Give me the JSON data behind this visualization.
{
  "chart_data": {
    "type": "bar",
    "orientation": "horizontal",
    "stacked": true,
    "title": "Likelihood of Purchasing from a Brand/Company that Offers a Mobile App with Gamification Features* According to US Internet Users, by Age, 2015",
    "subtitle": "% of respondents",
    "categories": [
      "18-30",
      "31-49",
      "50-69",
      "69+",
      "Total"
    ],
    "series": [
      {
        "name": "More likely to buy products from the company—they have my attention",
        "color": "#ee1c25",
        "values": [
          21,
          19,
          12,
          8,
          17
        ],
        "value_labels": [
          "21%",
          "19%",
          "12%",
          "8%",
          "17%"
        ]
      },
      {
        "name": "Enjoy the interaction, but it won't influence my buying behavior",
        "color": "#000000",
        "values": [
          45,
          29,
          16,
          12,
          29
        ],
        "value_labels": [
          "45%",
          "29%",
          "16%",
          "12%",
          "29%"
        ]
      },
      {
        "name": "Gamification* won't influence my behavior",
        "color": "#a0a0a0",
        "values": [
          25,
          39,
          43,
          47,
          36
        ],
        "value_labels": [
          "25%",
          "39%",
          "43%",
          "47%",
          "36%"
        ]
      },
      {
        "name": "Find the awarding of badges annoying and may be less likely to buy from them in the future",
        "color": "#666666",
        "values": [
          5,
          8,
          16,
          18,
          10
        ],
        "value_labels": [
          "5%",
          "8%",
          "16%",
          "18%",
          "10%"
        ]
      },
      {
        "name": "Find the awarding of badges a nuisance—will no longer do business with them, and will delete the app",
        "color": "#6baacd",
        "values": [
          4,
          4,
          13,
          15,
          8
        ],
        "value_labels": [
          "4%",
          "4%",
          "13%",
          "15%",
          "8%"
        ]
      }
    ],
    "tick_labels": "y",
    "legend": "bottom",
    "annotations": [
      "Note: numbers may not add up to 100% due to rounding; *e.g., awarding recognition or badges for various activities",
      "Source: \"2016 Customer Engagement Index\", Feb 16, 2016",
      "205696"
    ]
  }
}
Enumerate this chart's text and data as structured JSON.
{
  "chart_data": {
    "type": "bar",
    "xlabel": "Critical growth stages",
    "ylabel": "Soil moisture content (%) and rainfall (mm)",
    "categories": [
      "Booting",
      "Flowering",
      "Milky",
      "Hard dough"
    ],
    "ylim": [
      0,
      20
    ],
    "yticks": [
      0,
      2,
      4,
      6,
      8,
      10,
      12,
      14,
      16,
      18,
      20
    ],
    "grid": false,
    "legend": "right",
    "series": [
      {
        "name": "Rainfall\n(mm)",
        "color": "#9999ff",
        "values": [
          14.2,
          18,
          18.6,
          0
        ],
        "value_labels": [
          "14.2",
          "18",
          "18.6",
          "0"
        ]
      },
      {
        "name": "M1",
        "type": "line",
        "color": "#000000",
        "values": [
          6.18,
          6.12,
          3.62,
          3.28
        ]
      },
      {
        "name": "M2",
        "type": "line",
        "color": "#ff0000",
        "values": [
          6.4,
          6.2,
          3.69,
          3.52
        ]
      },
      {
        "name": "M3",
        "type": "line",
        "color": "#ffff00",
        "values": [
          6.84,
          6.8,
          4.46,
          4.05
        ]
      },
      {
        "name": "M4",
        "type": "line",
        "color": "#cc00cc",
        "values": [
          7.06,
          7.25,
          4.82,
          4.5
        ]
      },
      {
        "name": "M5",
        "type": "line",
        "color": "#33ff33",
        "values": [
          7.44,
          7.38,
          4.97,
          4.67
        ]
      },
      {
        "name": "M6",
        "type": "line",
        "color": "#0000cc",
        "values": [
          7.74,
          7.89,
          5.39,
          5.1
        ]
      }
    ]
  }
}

++++++

*INSTRUCTIONS FOR THE TASK*
Review the material and copy each line in which the word "awarding" appears.

*THE OUTPUT*
        "name": "Find the awarding of badges annoying and may be less likely to buy from them in the future",
        "name": "Find the awarding of badges a nuisance—will no longer do business with them, and will delete the app",
      "Note: numbers may not add up to 100% due to rounding; *e.g., awarding recognition or badges for various activities",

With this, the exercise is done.